====== GIVEN RECORDS
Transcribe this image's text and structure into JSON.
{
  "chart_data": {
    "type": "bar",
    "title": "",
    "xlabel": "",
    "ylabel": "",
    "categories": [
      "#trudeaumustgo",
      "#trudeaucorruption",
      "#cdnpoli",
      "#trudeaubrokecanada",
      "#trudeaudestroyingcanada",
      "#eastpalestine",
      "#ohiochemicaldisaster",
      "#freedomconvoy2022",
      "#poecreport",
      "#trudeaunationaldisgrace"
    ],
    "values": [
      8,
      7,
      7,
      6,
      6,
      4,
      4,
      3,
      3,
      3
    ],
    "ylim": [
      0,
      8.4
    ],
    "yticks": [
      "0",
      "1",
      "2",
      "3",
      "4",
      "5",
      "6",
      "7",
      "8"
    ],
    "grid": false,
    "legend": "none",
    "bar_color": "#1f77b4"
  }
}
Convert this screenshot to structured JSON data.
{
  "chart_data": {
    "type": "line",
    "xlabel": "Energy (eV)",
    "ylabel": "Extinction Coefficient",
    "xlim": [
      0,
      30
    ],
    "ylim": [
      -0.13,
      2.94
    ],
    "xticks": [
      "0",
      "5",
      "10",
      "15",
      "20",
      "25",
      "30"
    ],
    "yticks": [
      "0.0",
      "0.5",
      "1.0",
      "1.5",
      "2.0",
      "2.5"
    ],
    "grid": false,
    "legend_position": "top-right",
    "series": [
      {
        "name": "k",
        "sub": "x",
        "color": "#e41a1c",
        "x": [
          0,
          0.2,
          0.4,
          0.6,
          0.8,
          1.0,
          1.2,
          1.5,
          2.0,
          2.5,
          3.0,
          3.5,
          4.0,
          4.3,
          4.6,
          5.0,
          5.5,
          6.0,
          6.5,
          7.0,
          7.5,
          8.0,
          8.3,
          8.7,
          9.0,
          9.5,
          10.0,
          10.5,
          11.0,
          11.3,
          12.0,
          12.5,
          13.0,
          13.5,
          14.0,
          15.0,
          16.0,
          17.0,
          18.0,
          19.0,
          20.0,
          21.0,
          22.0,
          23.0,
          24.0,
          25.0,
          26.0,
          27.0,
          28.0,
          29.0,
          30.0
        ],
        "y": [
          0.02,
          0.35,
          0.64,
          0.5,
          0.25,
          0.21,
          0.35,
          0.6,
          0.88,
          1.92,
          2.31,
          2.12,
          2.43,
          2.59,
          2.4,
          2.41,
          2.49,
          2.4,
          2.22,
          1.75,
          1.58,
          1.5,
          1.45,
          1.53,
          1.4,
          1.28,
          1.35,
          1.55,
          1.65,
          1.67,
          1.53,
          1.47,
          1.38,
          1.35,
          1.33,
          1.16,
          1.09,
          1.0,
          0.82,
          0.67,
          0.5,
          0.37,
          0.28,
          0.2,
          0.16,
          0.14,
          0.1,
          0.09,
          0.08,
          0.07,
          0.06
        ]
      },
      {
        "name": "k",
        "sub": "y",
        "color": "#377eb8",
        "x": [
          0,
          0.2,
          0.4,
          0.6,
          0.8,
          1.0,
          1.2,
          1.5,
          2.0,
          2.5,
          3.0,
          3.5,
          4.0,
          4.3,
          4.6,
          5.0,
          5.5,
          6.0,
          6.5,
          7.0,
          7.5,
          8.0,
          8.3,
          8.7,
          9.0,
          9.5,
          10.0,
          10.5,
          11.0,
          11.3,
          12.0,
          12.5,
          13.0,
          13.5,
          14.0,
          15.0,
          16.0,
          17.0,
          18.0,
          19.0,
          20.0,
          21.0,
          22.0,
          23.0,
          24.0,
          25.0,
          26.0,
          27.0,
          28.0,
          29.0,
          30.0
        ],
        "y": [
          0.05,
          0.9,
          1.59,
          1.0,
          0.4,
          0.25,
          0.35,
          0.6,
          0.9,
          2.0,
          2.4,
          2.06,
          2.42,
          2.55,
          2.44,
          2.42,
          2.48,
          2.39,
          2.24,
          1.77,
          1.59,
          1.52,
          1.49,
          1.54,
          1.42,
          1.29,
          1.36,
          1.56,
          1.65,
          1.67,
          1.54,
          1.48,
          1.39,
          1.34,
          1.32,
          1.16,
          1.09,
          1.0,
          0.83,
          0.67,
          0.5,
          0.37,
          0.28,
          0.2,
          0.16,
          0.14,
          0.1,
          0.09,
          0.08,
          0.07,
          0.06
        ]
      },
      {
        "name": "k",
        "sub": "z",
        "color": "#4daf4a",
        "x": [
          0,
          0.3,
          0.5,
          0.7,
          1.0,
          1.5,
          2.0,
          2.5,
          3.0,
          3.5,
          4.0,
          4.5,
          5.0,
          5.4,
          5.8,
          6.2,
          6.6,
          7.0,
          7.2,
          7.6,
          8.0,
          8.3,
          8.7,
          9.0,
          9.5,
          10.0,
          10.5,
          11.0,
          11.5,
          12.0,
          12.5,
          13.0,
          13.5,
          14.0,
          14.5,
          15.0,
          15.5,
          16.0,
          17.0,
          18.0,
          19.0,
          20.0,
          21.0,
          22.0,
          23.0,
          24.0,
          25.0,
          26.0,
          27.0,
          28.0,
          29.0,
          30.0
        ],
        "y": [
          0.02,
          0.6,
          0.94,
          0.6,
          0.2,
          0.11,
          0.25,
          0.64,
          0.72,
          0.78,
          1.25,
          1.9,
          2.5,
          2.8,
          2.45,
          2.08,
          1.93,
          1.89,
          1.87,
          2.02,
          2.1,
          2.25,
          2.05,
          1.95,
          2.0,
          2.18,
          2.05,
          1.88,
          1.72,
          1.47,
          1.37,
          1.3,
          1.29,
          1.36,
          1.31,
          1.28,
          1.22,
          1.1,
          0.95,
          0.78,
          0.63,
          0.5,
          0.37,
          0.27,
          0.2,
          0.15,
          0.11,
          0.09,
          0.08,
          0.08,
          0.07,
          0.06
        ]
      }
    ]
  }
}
============
**CHALLENGE**
Extract lines where the string "this" occurs.

**SOLUTION TO THE PROBLEM**
Transcribe this image's text and structure into JSON.
Convert this screenshot to structured JSON data.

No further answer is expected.